### TASK STATEMENT
Using the listing below, copy every line that mentions "须向另一方支付减项金额".

### RECORDS FOR PROCESSING
>>>
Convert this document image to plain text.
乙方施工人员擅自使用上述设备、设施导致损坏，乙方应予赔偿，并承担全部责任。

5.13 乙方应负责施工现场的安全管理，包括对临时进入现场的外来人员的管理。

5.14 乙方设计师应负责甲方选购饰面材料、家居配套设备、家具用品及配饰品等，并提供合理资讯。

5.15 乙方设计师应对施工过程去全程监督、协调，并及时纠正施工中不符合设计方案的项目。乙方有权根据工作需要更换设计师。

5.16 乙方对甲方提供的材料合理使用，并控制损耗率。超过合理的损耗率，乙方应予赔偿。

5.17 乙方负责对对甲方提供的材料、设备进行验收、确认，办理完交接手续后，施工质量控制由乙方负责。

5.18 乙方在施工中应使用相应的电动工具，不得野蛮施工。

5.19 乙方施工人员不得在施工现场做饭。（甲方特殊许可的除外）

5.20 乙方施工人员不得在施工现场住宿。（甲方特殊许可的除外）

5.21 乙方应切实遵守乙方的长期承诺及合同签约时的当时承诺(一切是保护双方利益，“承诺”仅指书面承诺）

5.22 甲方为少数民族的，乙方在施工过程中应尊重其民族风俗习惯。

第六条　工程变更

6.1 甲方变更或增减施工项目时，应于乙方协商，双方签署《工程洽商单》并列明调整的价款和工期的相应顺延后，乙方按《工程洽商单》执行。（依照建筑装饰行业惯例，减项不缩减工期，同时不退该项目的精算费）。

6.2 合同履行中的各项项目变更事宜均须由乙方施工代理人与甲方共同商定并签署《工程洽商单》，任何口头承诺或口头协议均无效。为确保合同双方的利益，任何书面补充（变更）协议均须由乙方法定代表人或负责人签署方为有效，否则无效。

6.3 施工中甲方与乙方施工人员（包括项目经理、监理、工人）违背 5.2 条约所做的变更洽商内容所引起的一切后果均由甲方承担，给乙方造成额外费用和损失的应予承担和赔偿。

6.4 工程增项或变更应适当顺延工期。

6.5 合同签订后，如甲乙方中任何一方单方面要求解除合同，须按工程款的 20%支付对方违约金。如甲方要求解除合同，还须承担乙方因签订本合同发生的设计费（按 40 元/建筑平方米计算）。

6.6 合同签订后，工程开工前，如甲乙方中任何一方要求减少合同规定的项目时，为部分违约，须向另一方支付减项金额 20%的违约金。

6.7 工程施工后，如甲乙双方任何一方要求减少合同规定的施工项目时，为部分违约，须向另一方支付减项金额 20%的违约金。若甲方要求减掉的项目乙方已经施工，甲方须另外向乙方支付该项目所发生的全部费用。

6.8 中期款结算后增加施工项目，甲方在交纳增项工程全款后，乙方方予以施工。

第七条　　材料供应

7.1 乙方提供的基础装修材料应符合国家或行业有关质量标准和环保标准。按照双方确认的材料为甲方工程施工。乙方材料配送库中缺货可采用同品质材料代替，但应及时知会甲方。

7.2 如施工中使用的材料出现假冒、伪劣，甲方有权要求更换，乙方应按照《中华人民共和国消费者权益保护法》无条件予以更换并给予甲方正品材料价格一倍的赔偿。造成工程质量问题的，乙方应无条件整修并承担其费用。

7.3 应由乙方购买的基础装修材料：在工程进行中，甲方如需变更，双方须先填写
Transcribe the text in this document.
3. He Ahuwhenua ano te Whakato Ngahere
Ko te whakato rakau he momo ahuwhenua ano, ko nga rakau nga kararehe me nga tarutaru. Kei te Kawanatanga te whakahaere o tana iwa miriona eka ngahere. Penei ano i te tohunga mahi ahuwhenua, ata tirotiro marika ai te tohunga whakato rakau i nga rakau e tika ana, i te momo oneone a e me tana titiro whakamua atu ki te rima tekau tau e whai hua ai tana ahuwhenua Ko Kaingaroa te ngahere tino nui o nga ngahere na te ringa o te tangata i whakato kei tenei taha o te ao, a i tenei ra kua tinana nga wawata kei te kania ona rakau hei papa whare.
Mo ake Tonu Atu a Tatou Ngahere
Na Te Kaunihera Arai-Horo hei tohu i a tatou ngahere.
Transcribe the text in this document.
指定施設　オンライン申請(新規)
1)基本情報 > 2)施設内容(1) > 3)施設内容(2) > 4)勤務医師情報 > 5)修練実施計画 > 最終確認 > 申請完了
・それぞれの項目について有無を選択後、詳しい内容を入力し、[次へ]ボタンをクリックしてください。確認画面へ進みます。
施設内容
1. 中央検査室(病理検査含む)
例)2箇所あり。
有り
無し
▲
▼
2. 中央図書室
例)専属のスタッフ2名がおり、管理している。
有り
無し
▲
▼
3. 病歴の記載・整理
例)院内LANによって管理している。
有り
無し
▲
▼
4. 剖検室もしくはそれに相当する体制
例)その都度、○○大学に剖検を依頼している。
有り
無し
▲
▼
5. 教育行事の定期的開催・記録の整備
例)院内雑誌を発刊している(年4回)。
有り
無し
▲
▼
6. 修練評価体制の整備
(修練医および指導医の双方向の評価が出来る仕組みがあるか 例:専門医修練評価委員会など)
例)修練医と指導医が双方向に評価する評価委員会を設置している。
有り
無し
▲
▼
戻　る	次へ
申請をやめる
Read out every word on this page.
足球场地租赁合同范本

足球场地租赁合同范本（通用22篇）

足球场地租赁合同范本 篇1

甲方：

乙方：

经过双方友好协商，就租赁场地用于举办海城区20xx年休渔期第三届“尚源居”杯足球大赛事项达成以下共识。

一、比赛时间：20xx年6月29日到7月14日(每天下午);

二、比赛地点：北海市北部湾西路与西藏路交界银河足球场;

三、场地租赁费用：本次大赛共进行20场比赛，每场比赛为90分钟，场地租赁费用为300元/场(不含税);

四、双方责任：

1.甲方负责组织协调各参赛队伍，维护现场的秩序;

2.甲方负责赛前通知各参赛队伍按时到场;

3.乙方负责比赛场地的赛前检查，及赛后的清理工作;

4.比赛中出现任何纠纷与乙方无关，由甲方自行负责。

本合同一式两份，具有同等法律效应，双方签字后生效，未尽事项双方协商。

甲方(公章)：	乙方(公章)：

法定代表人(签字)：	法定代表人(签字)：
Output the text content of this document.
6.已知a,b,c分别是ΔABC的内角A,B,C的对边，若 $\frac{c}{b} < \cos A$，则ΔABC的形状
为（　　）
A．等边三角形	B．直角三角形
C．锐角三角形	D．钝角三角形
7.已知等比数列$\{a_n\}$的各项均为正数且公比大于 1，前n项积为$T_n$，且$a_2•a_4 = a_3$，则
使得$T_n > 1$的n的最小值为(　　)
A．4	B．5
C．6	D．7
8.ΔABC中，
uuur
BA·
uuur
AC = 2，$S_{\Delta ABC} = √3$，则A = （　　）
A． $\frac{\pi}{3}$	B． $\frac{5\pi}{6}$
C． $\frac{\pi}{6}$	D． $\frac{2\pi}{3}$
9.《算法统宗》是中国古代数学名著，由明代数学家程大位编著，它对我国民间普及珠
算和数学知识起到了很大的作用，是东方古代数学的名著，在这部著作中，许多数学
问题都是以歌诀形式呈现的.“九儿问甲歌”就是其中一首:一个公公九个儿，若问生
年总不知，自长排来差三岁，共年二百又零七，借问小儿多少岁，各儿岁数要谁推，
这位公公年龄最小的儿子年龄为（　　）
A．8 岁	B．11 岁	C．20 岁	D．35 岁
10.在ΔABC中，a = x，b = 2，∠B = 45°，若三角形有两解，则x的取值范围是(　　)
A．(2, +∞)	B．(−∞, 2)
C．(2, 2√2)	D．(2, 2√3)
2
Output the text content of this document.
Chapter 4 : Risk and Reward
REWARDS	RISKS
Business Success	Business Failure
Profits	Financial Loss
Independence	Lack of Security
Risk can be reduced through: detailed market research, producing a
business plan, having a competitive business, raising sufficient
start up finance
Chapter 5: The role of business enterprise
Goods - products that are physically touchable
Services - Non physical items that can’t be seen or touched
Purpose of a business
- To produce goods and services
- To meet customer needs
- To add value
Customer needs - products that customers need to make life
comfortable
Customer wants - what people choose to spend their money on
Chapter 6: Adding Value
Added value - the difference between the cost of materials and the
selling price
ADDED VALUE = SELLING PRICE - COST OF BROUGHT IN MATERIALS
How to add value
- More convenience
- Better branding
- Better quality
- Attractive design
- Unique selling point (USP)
<<<
### WRITTEN REPLY
6.6 合同签订后，工程开工前，如甲乙方中任何一方要求减少合同规定的项目时，为部分违约，须向另一方支付减项金额 20%的违约金。
6.7 工程施工后，如甲乙双方任何一方要求减少合同规定的施工项目时，为部分违约，须向另一方支付减项金额 20%的违约金。若甲方要求减掉的项目乙方已经施工，甲方须另外向乙方支付该项目所发生的全部费用。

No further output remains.